• **DOCUMENT EXCERPT**
• • • • • • •
Indepth Arts News: |
"David Claerbout: Present - Download an Amaryllis, Gerbera or a Rose for Your Computer"
2000-11-09 until 2000-12-31
Dia Center for the Arts
New York, NY,
On November 9, 2000, Dia Center for the Arts will launch
Present, a work devised by David Claerbout for Dia's series
of artists' projects for the world wide web. The address for
the project will be http://www.diacenter.org/claerbout. An
event celebrating the project will be held in Dia's bookstore
on November 9th, 2000 at 548 West 22nd Street, New York City,
For his first computer-based artwork, Claerbout offers visitors
the choice of three flowers to download from the internet. An
amaryllis, gerbera, or red rose will then live on each
visitor's computer for approximately one week, after which time
it will remove itself, leaving a seed to send to someone else.
During the flower's lifespan, the user will be able to view it
by clicking on a desktop icon. Depending on the local time, a
brief, looping video of the flower will appear in morning,
afternoon or evening light, or darkness.
• • • • • • •
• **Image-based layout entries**
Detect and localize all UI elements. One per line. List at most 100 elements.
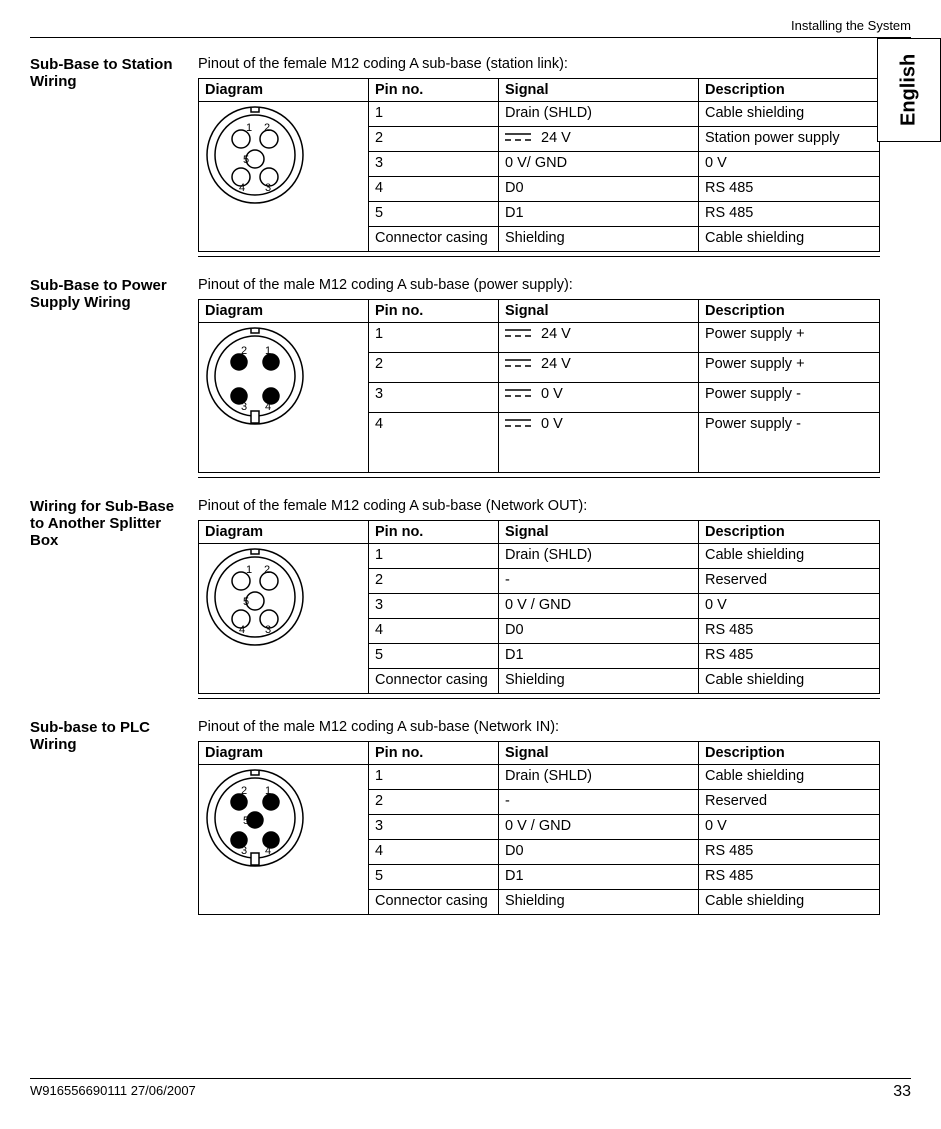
- col-desc-header: Description: [699, 521, 880, 544]
- diagram-cell: 12543: [199, 544, 369, 694]
- col-signal-header: Signal: [499, 521, 699, 544]
- signal-text: 24 V: [541, 130, 571, 146]
- signal-cell: D0: [499, 177, 699, 202]
- desc-cell: RS 485: [699, 202, 880, 227]
- signal-cell: D1: [499, 202, 699, 227]
- col-signal-header: Signal: [499, 742, 699, 765]
- doc-id: W916556690111 27/06/2007: [30, 1083, 196, 1101]
- svg-text:3: 3: [265, 624, 271, 636]
- language-label: English: [898, 54, 921, 126]
- desc-cell: Cable shielding: [699, 890, 880, 915]
- svg-text:3: 3: [241, 845, 247, 857]
- col-diagram-header: Diagram: [199, 521, 369, 544]
- desc-cell: RS 485: [699, 644, 880, 669]
- section-separator: [198, 256, 880, 257]
- signal-cell: 24 V: [499, 126, 699, 151]
- section: Sub-Base to Power Supply Wiring Pinout o…: [30, 277, 880, 478]
- pinout-table: Diagram Pin no. Signal Description 12543…: [198, 520, 880, 694]
- desc-cell: Reserved: [699, 569, 880, 594]
- col-desc-header: Description: [699, 300, 880, 323]
- signal-text: Drain (SHLD): [505, 105, 592, 121]
- col-diagram-header: Diagram: [199, 79, 369, 102]
- pin-cell: 4: [369, 413, 499, 473]
- signal-cell: 0 V: [499, 383, 699, 413]
- section-title: Sub-base to PLC Wiring: [30, 719, 180, 915]
- desc-cell: Station power supply: [699, 126, 880, 151]
- pin-cell: 2: [369, 790, 499, 815]
- section: Sub-base to PLC Wiring Pinout of the mal…: [30, 719, 880, 915]
- section-separator: [198, 698, 880, 699]
- signal-cell: Drain (SHLD): [499, 544, 699, 569]
- pin-cell: Connector casing: [369, 227, 499, 252]
- header-title: Installing the System: [791, 18, 911, 33]
- pin-cell: 2: [369, 569, 499, 594]
- pin-cell: 1: [369, 544, 499, 569]
- diagram-cell: 2134: [199, 323, 369, 473]
- dc-symbol: [505, 386, 531, 402]
- page-number: 33: [893, 1083, 911, 1101]
- col-signal-header: Signal: [499, 79, 699, 102]
- svg-text:3: 3: [265, 182, 271, 194]
- svg-text:5: 5: [243, 815, 249, 827]
- col-desc-header: Description: [699, 742, 880, 765]
- svg-text:4: 4: [239, 624, 245, 636]
- signal-cell: D0: [499, 840, 699, 865]
- signal-text: Drain (SHLD): [505, 768, 592, 784]
- section: Sub-Base to Station Wiring Pinout of the…: [30, 56, 880, 257]
- desc-cell: Power supply +: [699, 323, 880, 353]
- col-pin-header: Pin no.: [369, 79, 499, 102]
- dc-symbol: [505, 416, 531, 432]
- section-body: Pinout of the male M12 coding A sub-base…: [198, 277, 880, 478]
- signal-text: Shielding: [505, 230, 565, 246]
- signal-text: D1: [505, 868, 524, 884]
- signal-cell: -: [499, 569, 699, 594]
- col-diagram-header: Diagram: [199, 300, 369, 323]
- desc-cell: Power supply -: [699, 413, 880, 473]
- signal-cell: 24 V: [499, 323, 699, 353]
- signal-text: -: [505, 572, 510, 588]
- section-title: Wiring for Sub-Base to Another Splitter …: [30, 498, 180, 699]
- col-pin-header: Pin no.: [369, 521, 499, 544]
- pin-cell: 3: [369, 815, 499, 840]
- col-signal-header: Signal: [499, 300, 699, 323]
- pin-cell: 1: [369, 765, 499, 790]
- signal-text: D0: [505, 180, 524, 196]
- pin-cell: 3: [369, 152, 499, 177]
- signal-cell: 24 V: [499, 353, 699, 383]
- desc-cell: Power supply -: [699, 383, 880, 413]
- section-separator: [198, 477, 880, 478]
- signal-cell: Shielding: [499, 227, 699, 252]
- signal-text: D1: [505, 205, 524, 221]
- pin-cell: 4: [369, 840, 499, 865]
- dc-symbol: [505, 356, 531, 372]
- pin-cell: 5: [369, 202, 499, 227]
- svg-text:1: 1: [265, 785, 271, 797]
- col-desc-header: Description: [699, 79, 880, 102]
- signal-text: -: [505, 793, 510, 809]
- section-intro: Pinout of the male M12 coding A sub-base…: [198, 277, 880, 293]
- signal-text: 0 V / GND: [505, 597, 571, 613]
- svg-text:4: 4: [239, 182, 245, 194]
- diagram-cell: 12543: [199, 102, 369, 252]
- signal-cell: D1: [499, 644, 699, 669]
- signal-text: 24 V: [541, 356, 571, 372]
- signal-cell: Drain (SHLD): [499, 765, 699, 790]
- section: Wiring for Sub-Base to Another Splitter …: [30, 498, 880, 699]
- signal-cell: D0: [499, 619, 699, 644]
- pin-cell: 3: [369, 594, 499, 619]
- svg-text:1: 1: [265, 345, 271, 357]
- pin-cell: Connector casing: [369, 890, 499, 915]
- desc-cell: 0 V: [699, 815, 880, 840]
- table-row: 12543 1Drain (SHLD)Cable shielding: [199, 544, 880, 569]
- signal-text: D0: [505, 622, 524, 638]
- signal-text: 0 V / GND: [505, 818, 571, 834]
- svg-text:5: 5: [243, 154, 249, 166]
- svg-text:3: 3: [241, 401, 247, 413]
- desc-cell: RS 485: [699, 177, 880, 202]
- signal-cell: Shielding: [499, 669, 699, 694]
- desc-cell: Cable shielding: [699, 765, 880, 790]
- svg-text:2: 2: [241, 345, 247, 357]
- col-pin-header: Pin no.: [369, 742, 499, 765]
- signal-cell: 0 V / GND: [499, 815, 699, 840]
- svg-text:1: 1: [246, 564, 252, 576]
• • • • • • •
• **EXERCISE REQUIREMENTS**
A. Name every lighting condition in which the news item about Present says the flower's video can appear.
B. According to the news item about Present, how long does a downloaded flower stay on a visitor's computer?
C. Please continue the news item about Present from its final sentence onward.
The records play no part in any of this work.

• **ANSWERS PER TASK**
A. Morning light, afternoon light, evening light, and darkness.

B. Approximately one week.

C.
Present responds to Claerbout's struggle with the lack of
body, or presence, on the internet, while building on his
interest in using video and digital technology to animate
imagery so that a temporal relationship is created between the
viewer and the work. In his 1999 interactive video projection,
Untitled (Carl and Julie), the viewer encounters a man sitting
outside on a patio talking with a girl who has her back to the
viewer. When the viewer triggers a sensor, the girl turns her
head to look out of the scene, involving the viewer in the
moment of the image. With Present, Claerbout expands on his
interest in temporal relationships linking image and viewer by
engaging the media of digital technology and the internet. Even
though the flower lives in a wholly digital environment, it
manifests the rhythms of an organic lifecycle as in real time.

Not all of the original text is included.